** start of Input data **
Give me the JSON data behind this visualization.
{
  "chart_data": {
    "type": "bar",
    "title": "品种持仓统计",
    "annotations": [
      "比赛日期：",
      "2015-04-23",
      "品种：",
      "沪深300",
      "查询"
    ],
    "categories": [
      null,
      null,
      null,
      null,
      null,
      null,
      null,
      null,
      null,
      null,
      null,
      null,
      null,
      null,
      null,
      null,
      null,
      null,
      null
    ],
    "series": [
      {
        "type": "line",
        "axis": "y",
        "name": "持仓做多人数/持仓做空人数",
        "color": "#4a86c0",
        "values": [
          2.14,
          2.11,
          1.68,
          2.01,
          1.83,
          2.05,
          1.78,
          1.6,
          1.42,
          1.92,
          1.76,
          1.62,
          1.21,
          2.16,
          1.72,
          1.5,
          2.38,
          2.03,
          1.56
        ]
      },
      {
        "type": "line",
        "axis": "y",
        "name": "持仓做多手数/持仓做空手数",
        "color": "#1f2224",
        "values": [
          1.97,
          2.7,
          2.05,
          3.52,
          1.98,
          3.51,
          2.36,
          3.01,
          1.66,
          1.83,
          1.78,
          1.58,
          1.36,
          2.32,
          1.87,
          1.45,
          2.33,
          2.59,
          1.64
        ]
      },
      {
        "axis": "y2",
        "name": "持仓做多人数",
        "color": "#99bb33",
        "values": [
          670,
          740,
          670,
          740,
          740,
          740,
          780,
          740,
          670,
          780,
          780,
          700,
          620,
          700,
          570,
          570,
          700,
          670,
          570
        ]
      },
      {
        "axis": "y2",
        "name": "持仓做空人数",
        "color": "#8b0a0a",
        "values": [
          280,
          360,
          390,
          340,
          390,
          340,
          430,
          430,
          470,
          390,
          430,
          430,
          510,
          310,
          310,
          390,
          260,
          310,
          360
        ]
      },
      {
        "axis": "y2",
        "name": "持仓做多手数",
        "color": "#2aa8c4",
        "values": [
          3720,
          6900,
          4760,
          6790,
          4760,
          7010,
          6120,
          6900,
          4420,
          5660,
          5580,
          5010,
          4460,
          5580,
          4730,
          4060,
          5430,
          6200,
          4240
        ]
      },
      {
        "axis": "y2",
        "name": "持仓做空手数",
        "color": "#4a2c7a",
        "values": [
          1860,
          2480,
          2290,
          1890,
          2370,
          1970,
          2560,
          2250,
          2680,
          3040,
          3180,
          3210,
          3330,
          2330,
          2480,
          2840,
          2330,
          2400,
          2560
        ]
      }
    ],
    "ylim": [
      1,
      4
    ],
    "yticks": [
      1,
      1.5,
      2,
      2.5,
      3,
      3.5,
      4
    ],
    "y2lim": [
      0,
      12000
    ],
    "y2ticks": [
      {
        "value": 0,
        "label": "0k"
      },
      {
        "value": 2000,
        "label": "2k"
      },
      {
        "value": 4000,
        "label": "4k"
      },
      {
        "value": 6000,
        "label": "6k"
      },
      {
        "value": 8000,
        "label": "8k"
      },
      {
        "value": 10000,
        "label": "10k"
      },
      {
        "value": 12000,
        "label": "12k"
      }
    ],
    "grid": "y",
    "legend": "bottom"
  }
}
** end of Input data **
→ **Aim**
Pull every line containing the word "color" out of the entries above.

→ **Exercise solution**
        "color": "#4a86c0",
        "color": "#1f2224",
        "color": "#99bb33",
        "color": "#8b0a0a",
        "color": "#2aa8c4",
        "color": "#4a2c7a",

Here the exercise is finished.